**Excerpt:**

From the output, the Producer produced 12 items (and then stopped). The Consumer throws an exception while reading the first record, so we only see output for 1 item here.

At first it seems strange that we do not see the exception in the output; after all, that is part of the try/catch block in the Main method.

But here's the real problem: The application is still running!

Interdependent Tasks
The application is stuck on awaiting Task.WhenAll.


    static async Task ProducerConsumerWithExceptions()
    {
        var channel = Channel.CreateBounded<int>(new BoundedChannelOptions(10));

        Task producer = Producer(channel.Writer);
        Task consumer = Consumer(channel.Reader);

        await Task.WhenAll(producer, consumer);
    }

The code is hung because the Producer and Consumer are interdependent. The reason for this is a bit subtle if you're not familiar with how Channel<T> works in C#.

On the first line of this method, we create a bounded channel. A bounded channel is limited to holding a certain number of items. In this case, the channel is limited to holding 10 items. Once the channel has reached capacity, no new items can be written until one has been read off.

So here's what is happening. The Producer starts producing data (with index 0) and putting it onto the channel. The consumer reads the first item (index 0) off of the channel and then throws an exception. The Consumer task is now faulted (meaning, an exception was thrown in the Task). The Consumer tasks is now "complete".

**Exercise 1:** Rewrite the excerpt on the stalled producer and consumer from "On the first" through "been read off.", inclusive, with "10 items" changed to "20 items".
**Exercise 2:** In the excerpt on the stalled producer and consumer, what happens once a bounded channel has reached capacity?

**Data provided:**
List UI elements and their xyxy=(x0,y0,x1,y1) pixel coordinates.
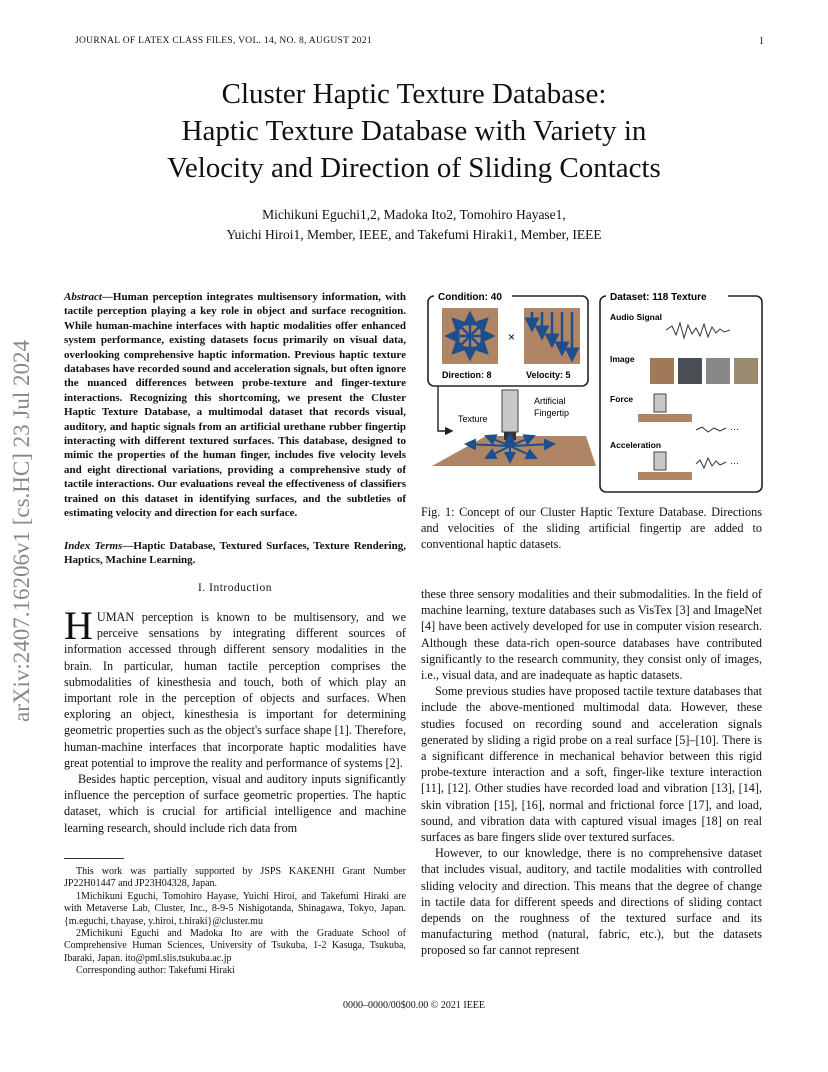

**Worked solution 1:**
On the first line of this method, we create a bounded channel. A bounded channel is limited to holding a certain number of items. In this case, the channel is limited to holding 20 items. Once the channel has reached capacity, no new items can be written until one has been read off.

**Worked solution 2:** No new items can be written until one has been read off.